Supplied entries
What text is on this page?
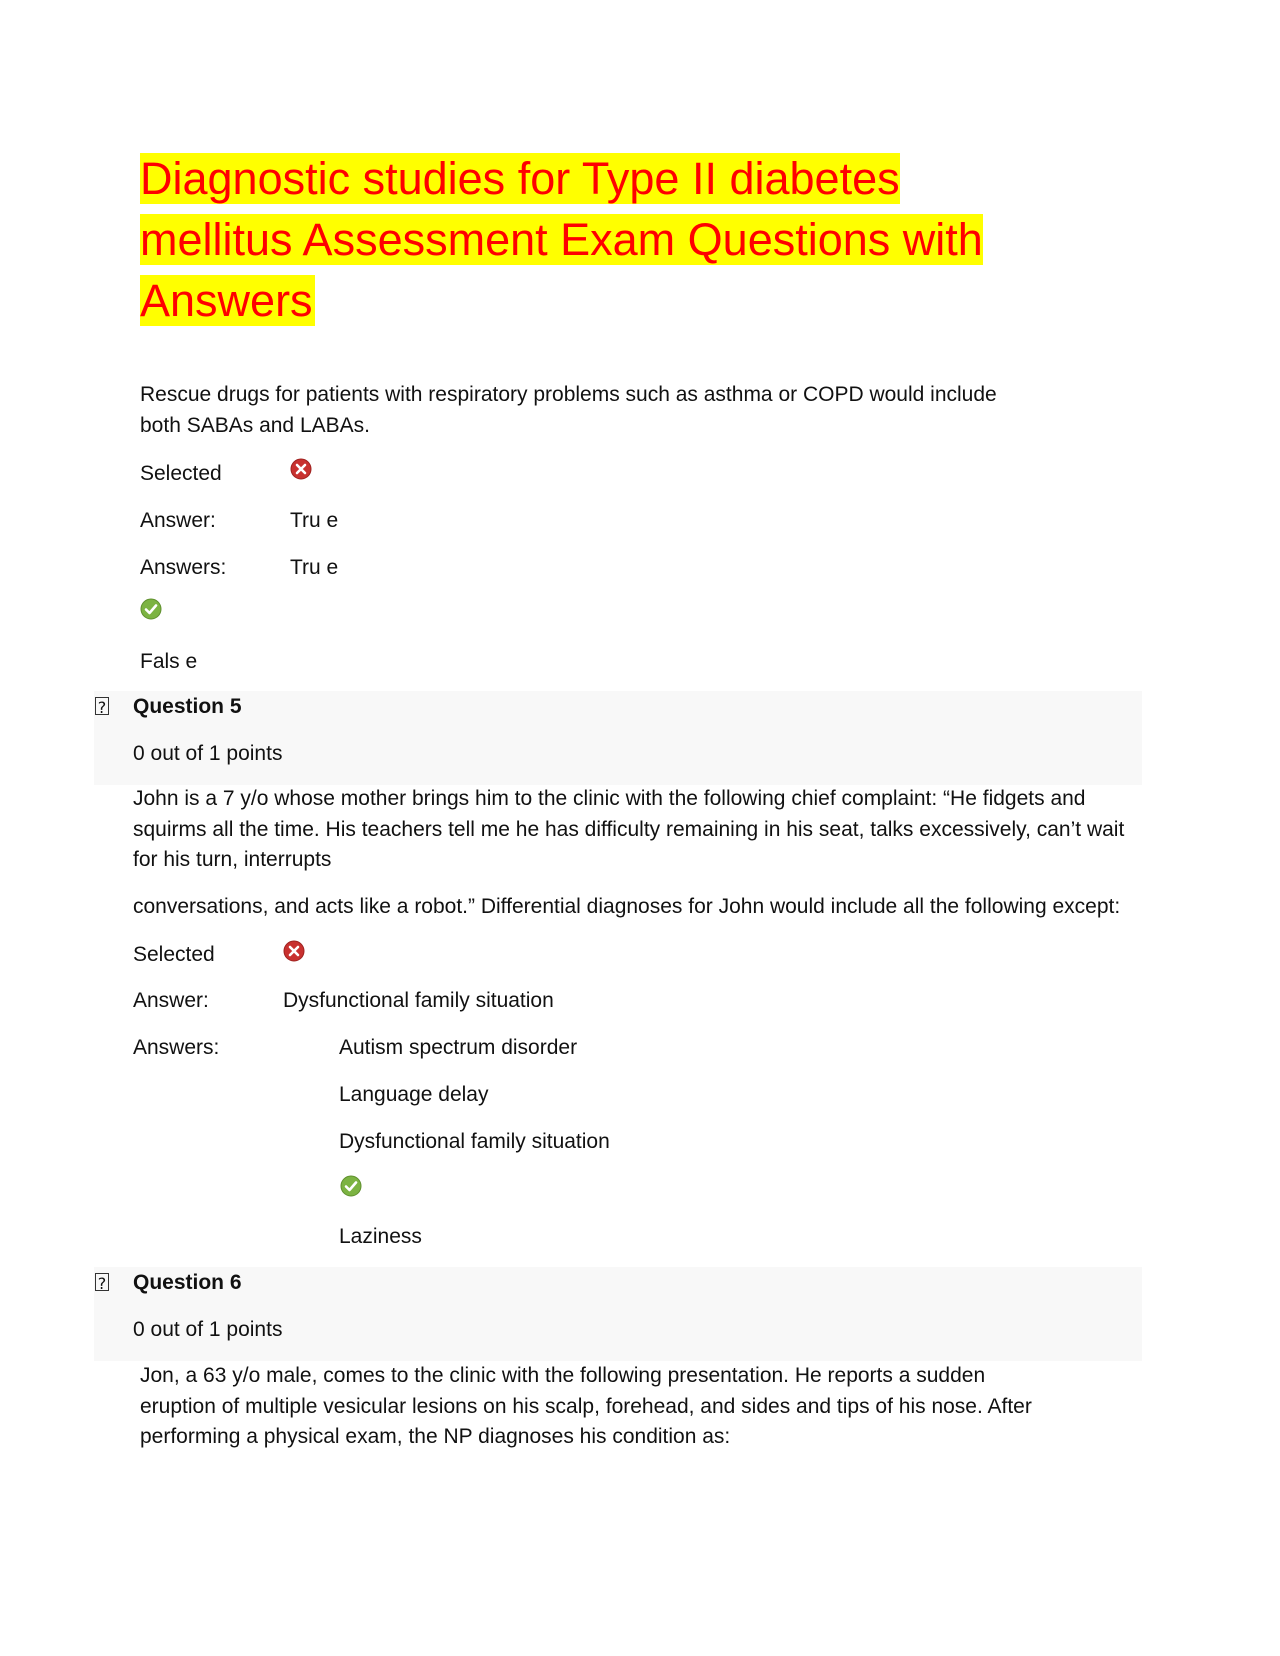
Diagnostic studies for Type II diabetes mellitus Assessment Exam Questions with Answers
Rescue drugs for patients with respiratory problems such as asthma or COPD would include both SABAs and LABAs.
Selected
Answer:	Tru e
Answers:	Tru e
Fals e
? Question 5
0 out of 1 points
John is a 7 y/o whose mother brings him to the clinic with the following chief complaint: “He fidgets and squirms all the time. His teachers tell me he has difficulty remaining in his seat, talks excessively, can’t wait for his turn, interrupts
conversations, and acts like a robot.” Differential diagnoses for John would include all the following except:
Selected
Answer:	Dysfunctional family situation
Answers:	Autism spectrum disorder
Language delay
Dysfunctional family situation
Laziness
? Question 6
0 out of 1 points
Jon, a 63 y/o male, comes to the clinic with the following presentation. He reports a sudden eruption of multiple vesicular lesions on his scalp, forehead, and sides and tips of his nose. After performing a physical exam, the NP diagnoses his condition as:
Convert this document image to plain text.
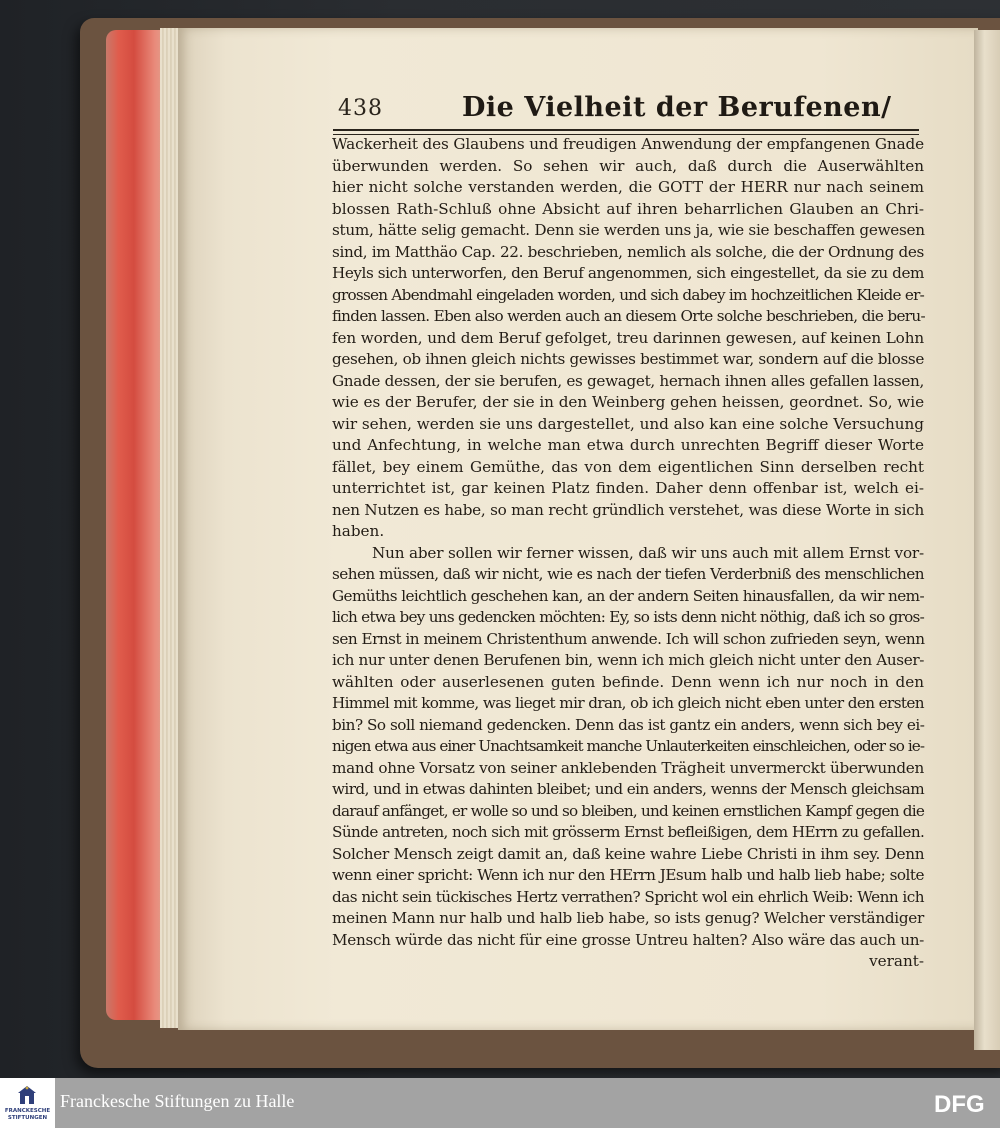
438	Die Vielheit der Berufenen/
Wackerheit des Glaubens und freudigen Anwendung der empfangenen Gnade
überwunden werden. So sehen wir auch, daß durch die Auserwählten
hier nicht solche verstanden werden, die GOTT der HERR nur nach seinem
blossen Rath-Schluß ohne Absicht auf ihren beharrlichen Glauben an Chri-
stum, hätte selig gemacht. Denn sie werden uns ja, wie sie beschaffen gewesen
sind, im Matthäo Cap. 22. beschrieben, nemlich als solche, die der Ordnung des
Heyls sich unterworfen, den Beruf angenommen, sich eingestellet, da sie zu dem
grossen Abendmahl eingeladen worden, und sich dabey im hochzeitlichen Kleide er-
finden lassen. Eben also werden auch an diesem Orte solche beschrieben, die beru-
fen worden, und dem Beruf gefolget, treu darinnen gewesen, auf keinen Lohn
gesehen, ob ihnen gleich nichts gewisses bestimmet war, sondern auf die blosse
Gnade dessen, der sie berufen, es gewaget, hernach ihnen alles gefallen lassen,
wie es der Berufer, der sie in den Weinberg gehen heissen, geordnet. So, wie
wir sehen, werden sie uns dargestellet, und also kan eine solche Versuchung
und Anfechtung, in welche man etwa durch unrechten Begriff dieser Worte
fället, bey einem Gemüthe, das von dem eigentlichen Sinn derselben recht
unterrichtet ist, gar keinen Platz finden. Daher denn offenbar ist, welch ei-
nen Nutzen es habe, so man recht gründlich verstehet, was diese Worte in sich
haben.
Nun aber sollen wir ferner wissen, daß wir uns auch mit allem Ernst vor-
sehen müssen, daß wir nicht, wie es nach der tiefen Verderbniß des menschlichen
Gemüths leichtlich geschehen kan, an der andern Seiten hinausfallen, da wir nem-
lich etwa bey uns gedencken möchten: Ey, so ists denn nicht nöthig, daß ich so gros-
sen Ernst in meinem Christenthum anwende. Ich will schon zufrieden seyn, wenn
ich nur unter denen Berufenen bin, wenn ich mich gleich nicht unter den Auser-
wählten oder auserlesenen guten befinde. Denn wenn ich nur noch in den
Himmel mit komme, was lieget mir dran, ob ich gleich nicht eben unter den ersten
bin? So soll niemand gedencken. Denn das ist gantz ein anders, wenn sich bey ei-
nigen etwa aus einer Unachtsamkeit manche Unlauterkeiten einschleichen, oder so ie-
mand ohne Vorsatz von seiner anklebenden Trägheit unvermerckt überwunden
wird, und in etwas dahinten bleibet; und ein anders, wenns der Mensch gleichsam
darauf anfänget, er wolle so und so bleiben, und keinen ernstlichen Kampf gegen die
Sünde antreten, noch sich mit grösserm Ernst befleißigen, dem HErrn zu gefallen.
Solcher Mensch zeigt damit an, daß keine wahre Liebe Christi in ihm sey. Denn
wenn einer spricht: Wenn ich nur den HErrn JEsum halb und halb lieb habe; solte
das nicht sein tückisches Hertz verrathen? Spricht wol ein ehrlich Weib: Wenn ich
meinen Mann nur halb und halb lieb habe, so ists genug? Welcher verständiger
Mensch würde das nicht für eine grosse Untreu halten? Also wäre das auch un-
verant-
FRANCKESCHE
STIFTUNGEN
Franckesche Stiftungen zu Halle	DFG
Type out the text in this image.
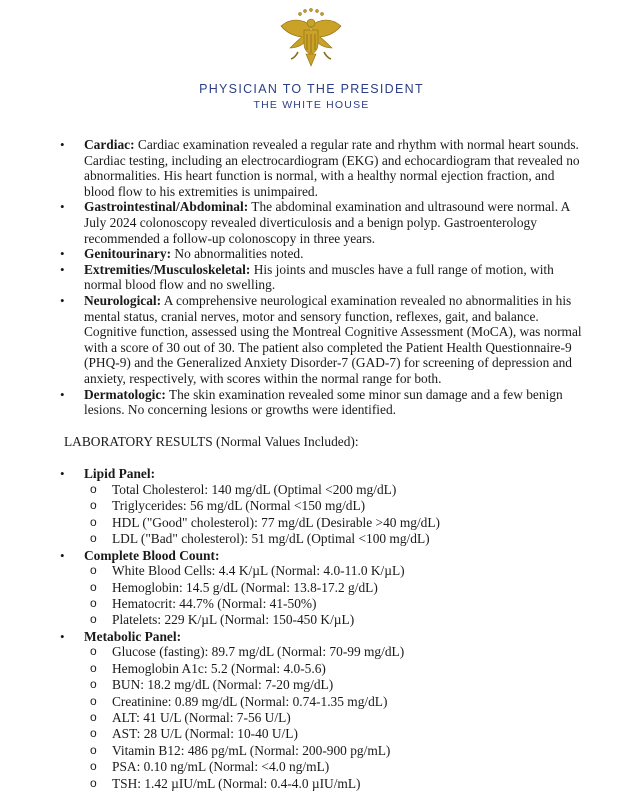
PHYSICIAN TO THE PRESIDENT
THE WHITE HOUSE
• Cardiac: Cardiac examination revealed a regular rate and rhythm with normal heart sounds. Cardiac testing, including an electrocardiogram (EKG) and echocardiogram that revealed no abnormalities. His heart function is normal, with a healthy normal ejection fraction, and blood flow to his extremities is unimpaired.
• Gastrointestinal/Abdominal: The abdominal examination and ultrasound were normal. A July 2024 colonoscopy revealed diverticulosis and a benign polyp. Gastroenterology recommended a follow-up colonoscopy in three years.
• Genitourinary: No abnormalities noted.
• Extremities/Musculoskeletal: His joints and muscles have a full range of motion, with normal blood flow and no swelling.
• Neurological: A comprehensive neurological examination revealed no abnormalities in his mental status, cranial nerves, motor and sensory function, reflexes, gait, and balance. Cognitive function, assessed using the Montreal Cognitive Assessment (MoCA), was normal with a score of 30 out of 30. The patient also completed the Patient Health Questionnaire-9 (PHQ-9) and the Generalized Anxiety Disorder-7 (GAD-7) for screening of depression and anxiety, respectively, with scores within the normal range for both.
• Dermatologic: The skin examination revealed some minor sun damage and a few benign lesions. No concerning lesions or growths were identified.
LABORATORY RESULTS (Normal Values Included):
• Lipid Panel:
o Total Cholesterol: 140 mg/dL (Optimal <200 mg/dL)
o Triglycerides: 56 mg/dL (Normal <150 mg/dL)
o HDL ("Good" cholesterol): 77 mg/dL (Desirable >40 mg/dL)
o LDL ("Bad" cholesterol): 51 mg/dL (Optimal <100 mg/dL)
• Complete Blood Count:
o White Blood Cells: 4.4 K/µL (Normal: 4.0-11.0 K/µL)
o Hemoglobin: 14.5 g/dL (Normal: 13.8-17.2 g/dL)
o Hematocrit: 44.7% (Normal: 41-50%)
o Platelets: 229 K/µL (Normal: 150-450 K/µL)
• Metabolic Panel:
o Glucose (fasting): 89.7 mg/dL (Normal: 70-99 mg/dL)
o Hemoglobin A1c: 5.2 (Normal: 4.0-5.6)
o BUN: 18.2 mg/dL (Normal: 7-20 mg/dL)
o Creatinine: 0.89 mg/dL (Normal: 0.74-1.35 mg/dL)
o ALT: 41 U/L (Normal: 7-56 U/L)
o AST: 28 U/L (Normal: 10-40 U/L)
o Vitamin B12: 486 pg/mL (Normal: 200-900 pg/mL)
o PSA: 0.10 ng/mL (Normal: <4.0 ng/mL)
o TSH: 1.42 µIU/mL (Normal: 0.4-4.0 µIU/mL)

Exercise instructions
Lines holding the string "John" in the records above must be counted; give the number alone.

Output below
2